Exercise goal>
Pick out the lines below that include the string "变形铝及铝合金制品组织检验方法".

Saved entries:
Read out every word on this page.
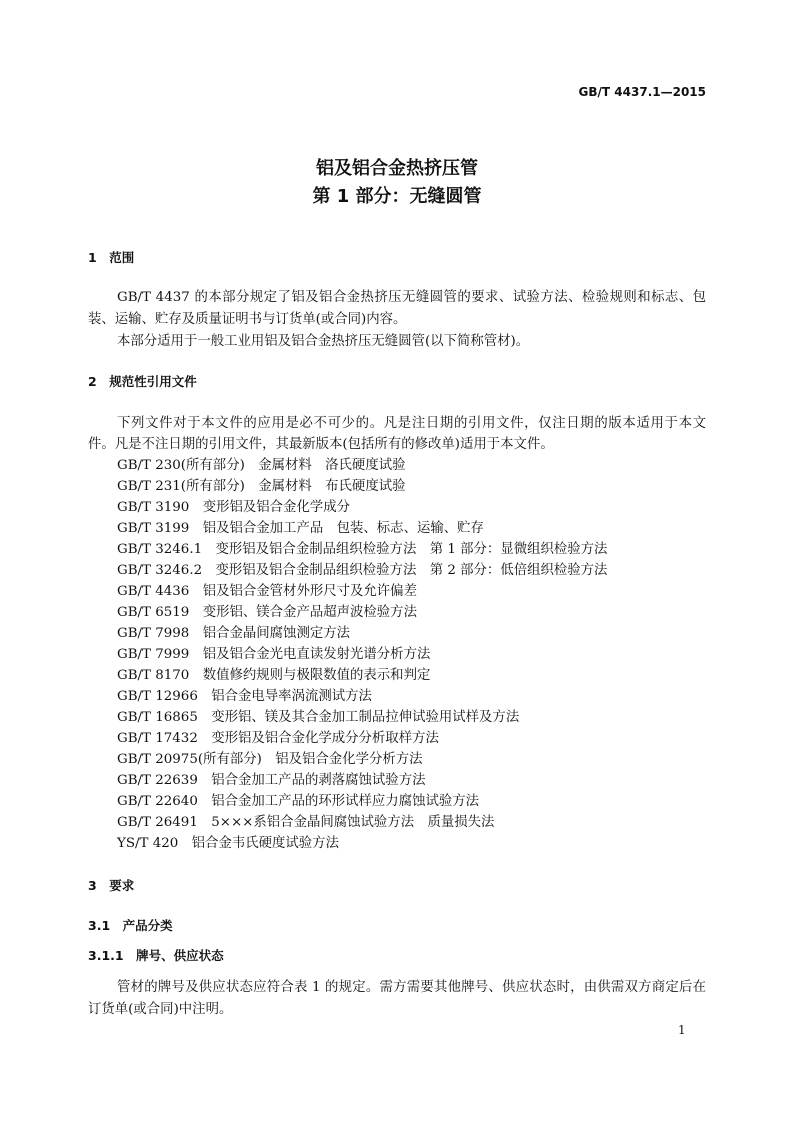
GB/T 4437.1—2015
铝及铝合金热挤压管
第 1 部分：无缝圆管
1　范围
GB/T 4437 的本部分规定了铝及铝合金热挤压无缝圆管的要求、试验方法、检验规则和标志、包
装、运输、贮存及质量证明书与订货单(或合同)内容。
本部分适用于一般工业用铝及铝合金热挤压无缝圆管(以下简称管材)。
2　规范性引用文件
下列文件对于本文件的应用是必不可少的。凡是注日期的引用文件，仅注日期的版本适用于本文
件。凡是不注日期的引用文件，其最新版本(包括所有的修改单)适用于本文件。
GB/T 230(所有部分)　金属材料　洛氏硬度试验
GB/T 231(所有部分)　金属材料　布氏硬度试验
GB/T 3190　变形铝及铝合金化学成分
GB/T 3199　铝及铝合金加工产品　包装、标志、运输、贮存
GB/T 3246.1　变形铝及铝合金制品组织检验方法　第 1 部分：显微组织检验方法
GB/T 3246.2　变形铝及铝合金制品组织检验方法　第 2 部分：低倍组织检验方法
GB/T 4436　铝及铝合金管材外形尺寸及允许偏差
GB/T 6519　变形铝、镁合金产品超声波检验方法
GB/T 7998　铝合金晶间腐蚀测定方法
GB/T 7999　铝及铝合金光电直读发射光谱分析方法
GB/T 8170　数值修约规则与极限数值的表示和判定
GB/T 12966　铝合金电导率涡流测试方法
GB/T 16865　变形铝、镁及其合金加工制品拉伸试验用试样及方法
GB/T 17432　变形铝及铝合金化学成分分析取样方法
GB/T 20975(所有部分)　铝及铝合金化学分析方法
GB/T 22639　铝合金加工产品的剥落腐蚀试验方法
GB/T 22640　铝合金加工产品的环形试样应力腐蚀试验方法
GB/T 26491　5×××系铝合金晶间腐蚀试验方法　质量损失法
YS/T 420　铝合金韦氏硬度试验方法
3　要求
3.1　产品分类
3.1.1　牌号、供应状态
管材的牌号及供应状态应符合表 1 的规定。需方需要其他牌号、供应状态时，由供需双方商定后在
订货单(或合同)中注明。
1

Full answer>
GB/T 3246.1　变形铝及铝合金制品组织检验方法　第 1 部分：显微组织检验方法
GB/T 3246.2　变形铝及铝合金制品组织检验方法　第 2 部分：低倍组织检验方法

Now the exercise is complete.